EXTRACTED TEXT:
= = =

**Import pandas**

In [176]:
import pandas as pd  #pd commonly used abbreviation

# Pandas DataFrame

A DataFrame in Pandas is a two-dimensional labeled data structure that resembles a table or spreadsheet. It consists of rows, labeled by an index, and columns, identified by a unique column name. Each column can contain different data types (e.g., integers, floats, strings). Pandas DataFrames offer flexible indexing as you can acces rows, columns or individual elements based on their labels or integer positions. In contrary to Series, you can change the size of a DataFrame.\
\
DataFrames are highly versatile and widely used for data manipulation, analysis, and visualization tasks in Python.

## 1. Creating a DataFrame

### From a dictionary

Below you see a dictionary `data` with as keys Name, Age, City and Salary. The values are lists containing respectively the names, ages, cities and salaries of 5 people. Let's make a Pandas DataFrame based on this data.

In [177]:
# Sample data (dict) for DataFrame
data = {
    'Name': ['Alice', 'Bob', 'Charlie', 'David', 'Emma'],
    'Age': [25, 30, 35, 28, 32],
    'City': ['London', 'New York', 'Paris', 'Tokyo', 'Sydney'],
    'Salary': [60000, 75000, 80000, 70000, 65000]
}

In [178]:
# Creating a DataFrame
df = pd.DataFrame(data)

# Displaying the DataFrame
df

Unnamed: 0,Name,Age,City,Salary
0,Alice,25,London,60000
1,Bob,30,New York,75000
2,Charlie,35,Paris,80000
3,David,28,Tokyo,70000
4,Emma,32,Sydney,65000


Inspecting the DataFrame, you see the column names correspond to the keys of the dictionary, and the data of each column to the values in the corresponding list.

### From a list of lists

Below we have a list `data` where each value is a list itself containing data from a single person.

= = =

EXERCISE REQUIREMENTS:
1. From the pandas DataFrame tutorial, write out word for word the part that opens with the words containing "Inspecting the DataFrame, you" and closes with "the corresponding list.".
2. In the pandas DataFrame tutorial, which keys does the dictionary `data` have?
3. Decide whether each statement agrees with the pandas DataFrame tutorial. Answer yes or no and quote the words that decide it.
(a) Each column of a DataFrame can hold a different data type.
(b) Unlike a Series, a DataFrame cannot change in size.
(c) In the sample DataFrame, Charlie's city is Paris.

= = =

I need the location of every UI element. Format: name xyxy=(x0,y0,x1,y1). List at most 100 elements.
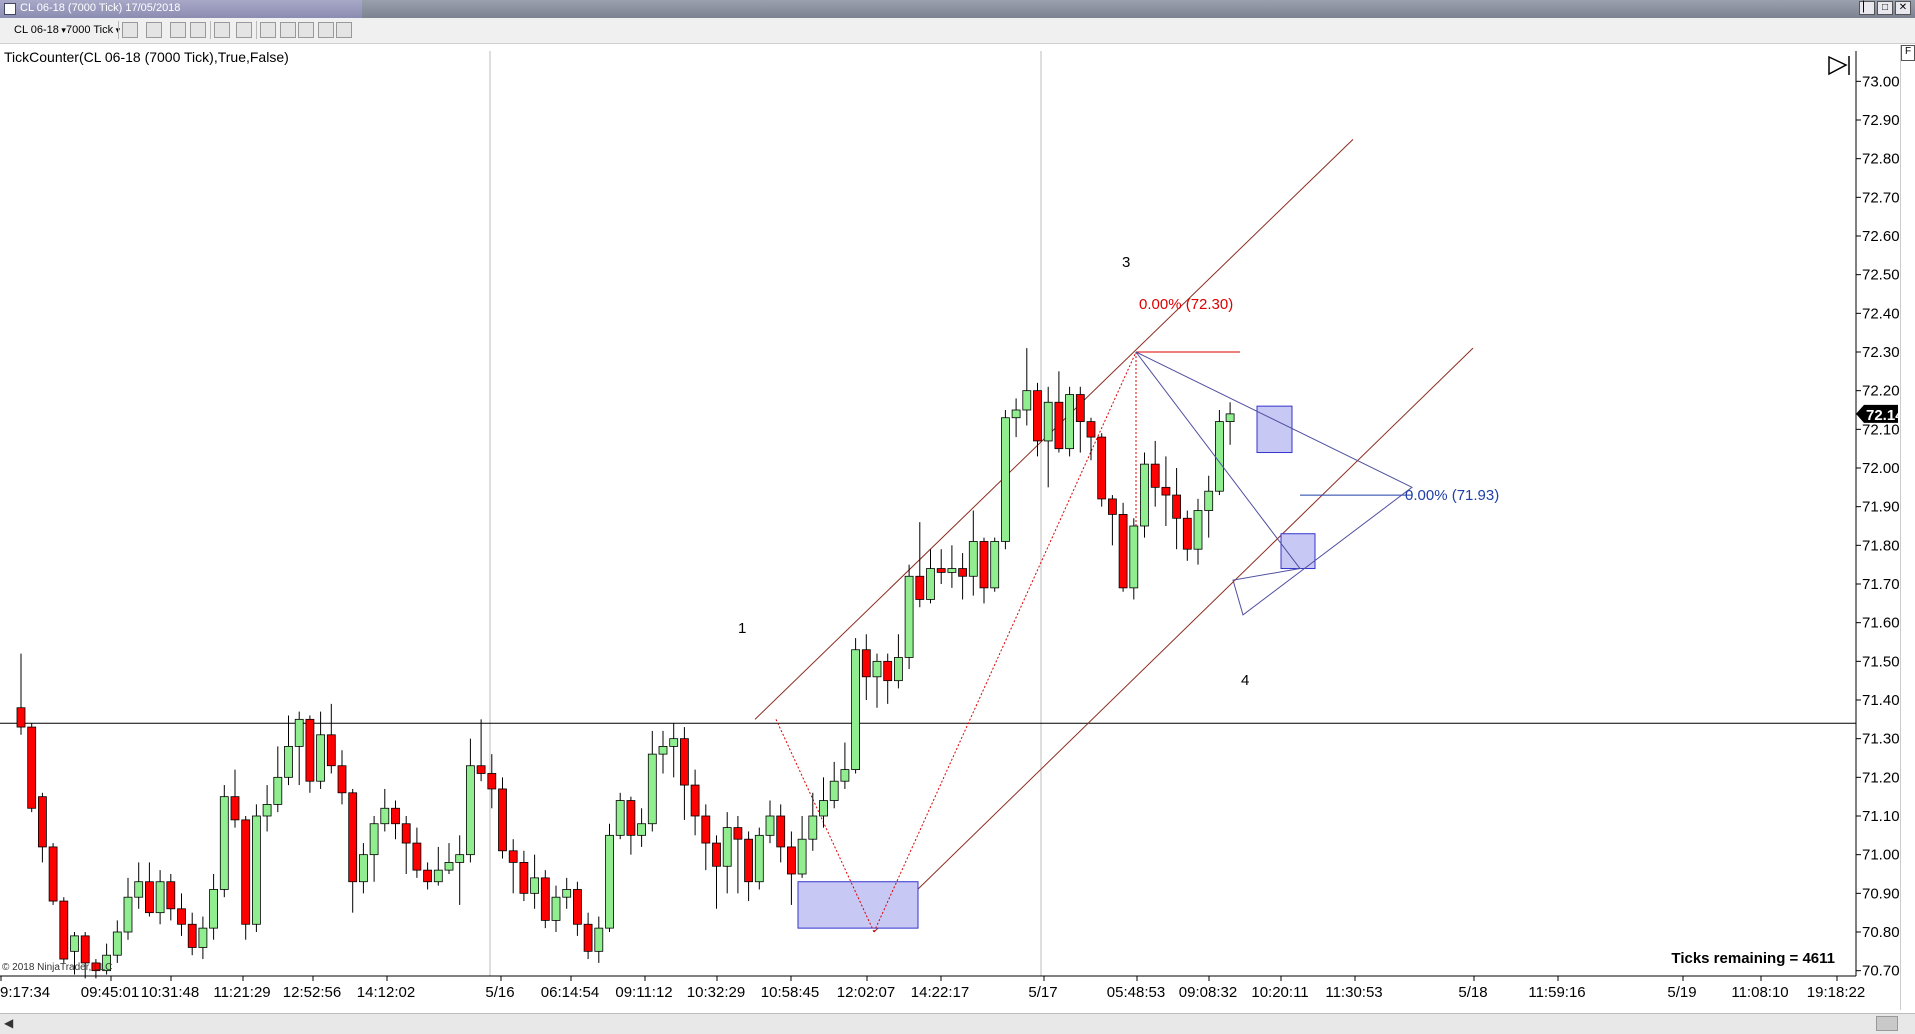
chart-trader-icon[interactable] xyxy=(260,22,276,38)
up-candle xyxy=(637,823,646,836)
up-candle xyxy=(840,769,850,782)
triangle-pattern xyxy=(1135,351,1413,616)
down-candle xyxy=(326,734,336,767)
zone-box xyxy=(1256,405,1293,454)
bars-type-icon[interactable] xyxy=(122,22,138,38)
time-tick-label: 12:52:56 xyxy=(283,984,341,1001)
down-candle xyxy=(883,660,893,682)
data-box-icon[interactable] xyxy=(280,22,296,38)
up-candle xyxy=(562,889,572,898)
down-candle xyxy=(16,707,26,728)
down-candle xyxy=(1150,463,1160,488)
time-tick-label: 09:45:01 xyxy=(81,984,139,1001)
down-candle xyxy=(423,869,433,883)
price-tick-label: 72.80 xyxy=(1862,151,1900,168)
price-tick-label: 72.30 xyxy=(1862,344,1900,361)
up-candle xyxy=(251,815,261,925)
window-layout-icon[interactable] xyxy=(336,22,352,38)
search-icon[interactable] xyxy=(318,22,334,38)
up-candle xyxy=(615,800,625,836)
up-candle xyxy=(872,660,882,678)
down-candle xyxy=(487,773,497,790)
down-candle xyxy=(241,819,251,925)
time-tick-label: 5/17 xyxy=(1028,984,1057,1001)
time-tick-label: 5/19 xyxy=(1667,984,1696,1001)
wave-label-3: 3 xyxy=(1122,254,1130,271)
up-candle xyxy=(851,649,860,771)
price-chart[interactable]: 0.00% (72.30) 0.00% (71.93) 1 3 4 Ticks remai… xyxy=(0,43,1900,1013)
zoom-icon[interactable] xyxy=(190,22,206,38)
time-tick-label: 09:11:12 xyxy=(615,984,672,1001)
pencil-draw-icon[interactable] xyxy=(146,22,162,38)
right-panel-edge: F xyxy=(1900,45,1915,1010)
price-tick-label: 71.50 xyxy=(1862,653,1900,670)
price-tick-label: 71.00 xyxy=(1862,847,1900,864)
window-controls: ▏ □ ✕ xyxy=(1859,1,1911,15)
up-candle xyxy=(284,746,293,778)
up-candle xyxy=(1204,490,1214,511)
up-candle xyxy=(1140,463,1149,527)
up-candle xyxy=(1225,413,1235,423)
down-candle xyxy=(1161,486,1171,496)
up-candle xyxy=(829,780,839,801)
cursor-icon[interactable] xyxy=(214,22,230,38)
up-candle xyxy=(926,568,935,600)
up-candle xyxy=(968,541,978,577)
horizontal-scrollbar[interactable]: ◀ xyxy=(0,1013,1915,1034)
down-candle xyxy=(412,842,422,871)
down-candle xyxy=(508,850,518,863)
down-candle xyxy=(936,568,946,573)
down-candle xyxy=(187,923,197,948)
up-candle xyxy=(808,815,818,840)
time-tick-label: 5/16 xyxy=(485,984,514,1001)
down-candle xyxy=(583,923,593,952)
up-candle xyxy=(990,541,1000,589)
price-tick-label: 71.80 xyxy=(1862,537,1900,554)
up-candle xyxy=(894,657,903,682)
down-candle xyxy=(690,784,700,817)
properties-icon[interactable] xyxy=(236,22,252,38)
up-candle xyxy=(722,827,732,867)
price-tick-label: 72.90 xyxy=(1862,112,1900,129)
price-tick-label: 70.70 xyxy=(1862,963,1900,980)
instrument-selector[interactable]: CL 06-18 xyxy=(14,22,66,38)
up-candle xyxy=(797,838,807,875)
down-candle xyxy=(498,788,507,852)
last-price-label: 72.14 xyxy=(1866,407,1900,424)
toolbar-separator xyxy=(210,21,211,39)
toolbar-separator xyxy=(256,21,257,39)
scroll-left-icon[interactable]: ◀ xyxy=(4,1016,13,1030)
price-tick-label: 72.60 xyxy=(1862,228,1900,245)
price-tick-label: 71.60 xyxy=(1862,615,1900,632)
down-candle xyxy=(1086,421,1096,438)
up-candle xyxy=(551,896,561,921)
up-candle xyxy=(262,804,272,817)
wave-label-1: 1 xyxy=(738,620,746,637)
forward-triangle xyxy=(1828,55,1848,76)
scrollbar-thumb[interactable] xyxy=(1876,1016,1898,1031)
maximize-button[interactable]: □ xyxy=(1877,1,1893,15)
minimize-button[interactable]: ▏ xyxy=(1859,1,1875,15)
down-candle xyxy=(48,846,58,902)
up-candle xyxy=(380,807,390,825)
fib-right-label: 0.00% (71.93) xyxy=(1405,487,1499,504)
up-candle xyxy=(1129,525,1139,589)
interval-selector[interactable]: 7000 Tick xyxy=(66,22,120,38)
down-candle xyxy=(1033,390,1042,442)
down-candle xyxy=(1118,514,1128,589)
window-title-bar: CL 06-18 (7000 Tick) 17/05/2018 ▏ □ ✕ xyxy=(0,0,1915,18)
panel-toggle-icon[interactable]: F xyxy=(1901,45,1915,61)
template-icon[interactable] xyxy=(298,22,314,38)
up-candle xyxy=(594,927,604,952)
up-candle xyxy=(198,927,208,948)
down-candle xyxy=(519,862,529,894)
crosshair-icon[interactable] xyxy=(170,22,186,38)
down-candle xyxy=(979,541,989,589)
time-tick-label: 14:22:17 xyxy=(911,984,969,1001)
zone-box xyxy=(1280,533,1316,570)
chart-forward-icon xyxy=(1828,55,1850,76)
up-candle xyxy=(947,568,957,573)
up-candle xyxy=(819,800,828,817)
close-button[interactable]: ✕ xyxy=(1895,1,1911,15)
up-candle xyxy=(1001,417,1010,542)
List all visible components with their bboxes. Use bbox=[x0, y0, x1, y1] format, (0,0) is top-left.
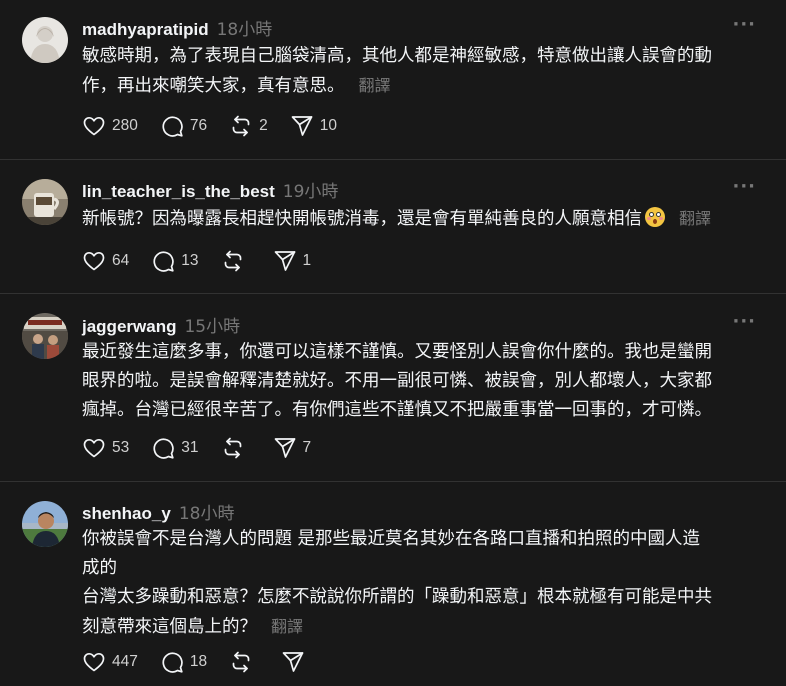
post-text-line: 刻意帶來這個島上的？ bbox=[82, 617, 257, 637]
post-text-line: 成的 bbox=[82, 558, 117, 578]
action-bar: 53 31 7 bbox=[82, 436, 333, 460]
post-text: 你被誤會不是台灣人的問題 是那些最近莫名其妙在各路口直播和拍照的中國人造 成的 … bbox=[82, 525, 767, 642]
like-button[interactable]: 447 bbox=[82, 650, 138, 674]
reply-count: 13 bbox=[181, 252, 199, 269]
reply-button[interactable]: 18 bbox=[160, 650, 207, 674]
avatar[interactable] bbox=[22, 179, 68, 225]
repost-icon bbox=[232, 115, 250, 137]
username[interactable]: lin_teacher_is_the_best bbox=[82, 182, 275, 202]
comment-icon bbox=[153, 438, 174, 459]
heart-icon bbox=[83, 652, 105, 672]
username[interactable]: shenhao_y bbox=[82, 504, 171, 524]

= = =

ANSWERS PER TASK:
1.
Inspecting the DataFrame, you see the column names correspond to the keys of the dictionary, and the data of each column to the values in the corresponding list.

2. Name, Age, City and Salary.

3.
(a) Yes: "Each column can contain different data types (e.g., integers, floats, strings)."
(b) No: "In contrary to Series, you can change the size of a DataFrame."
(c) Yes: "2,Charlie,35,Paris,80000"